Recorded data
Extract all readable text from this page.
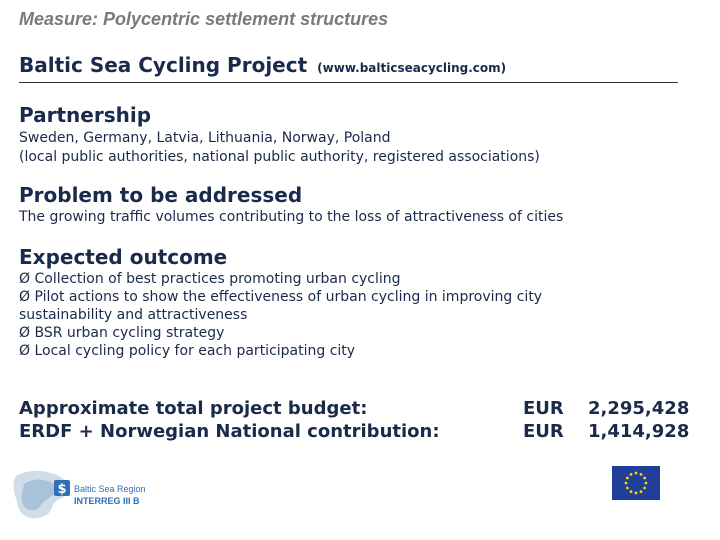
Measure: Polycentric settlement structures
Baltic Sea Cycling Project (www.balticseacycling.com)
Partnership
Sweden, Germany, Latvia, Lithuania, Norway, Poland
(local public authorities, national public authority, registered associations)
Problem to be addressed
The growing traffic volumes contributing to the loss of attractiveness of cities
Expected outcome
Ø Collection of best practices promoting urban cycling
Ø Pilot actions to show the effectiveness of urban cycling in improving city
sustainability and attractiveness
Ø BSR urban cycling strategy
Ø Local cycling policy for each participating city
Approximate total project budget:
ERDF + Norwegian National contribution:
EUR 2,295,428
EUR 1,414,928
$ Baltic Sea Region
INTERREG III B
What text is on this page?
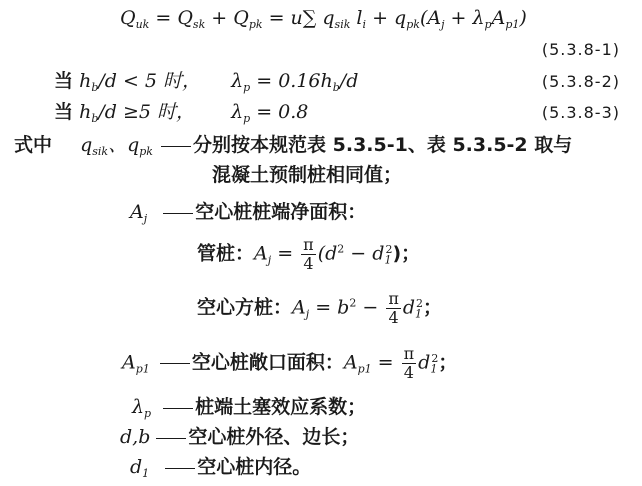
$Q_{uk} = Q_{sk} + Q_{pk} = u\sum$ $q_{sik}$ $l_i + q_{pk}(A_j + \lambda_pA_{p1})$
(5.3.8-1)
当 $h_b/d < 5$ 时， $\lambda_p = 0.16h_b/d$	(5.3.8-2)
当 $h_b/d \ge 5$ 时， $\lambda_p = 0.8$	(5.3.8-3)
式中 $q_{sik}$、$q_{pk}$ 分别按本规范表 5.3.5-1、表 5.3.5-2 取与
混凝土预制桩相同值；
$A_j$	空心桩桩端净面积：
管桩：$A_j = \frac{\pi}{4} (d^2 - d_1^2)$；
空心方桩：$A_j = b^2 - \frac{\pi}{4} d_1^2$；
$A_{p1}$ 空心桩敞口面积：$A_{p1} = \frac{\pi}{4} d_1^2$；
$\lambda_p$ 桩端土塞效应系数；
d,b 空心桩外径、边长；
$d_1$	空心桩内径。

• INSTRUCTIONS TO FOLLOW
Work out how many lines in the entries hold the string "page". Your answer should consist solely of that number.

• WRITTEN REPLY
2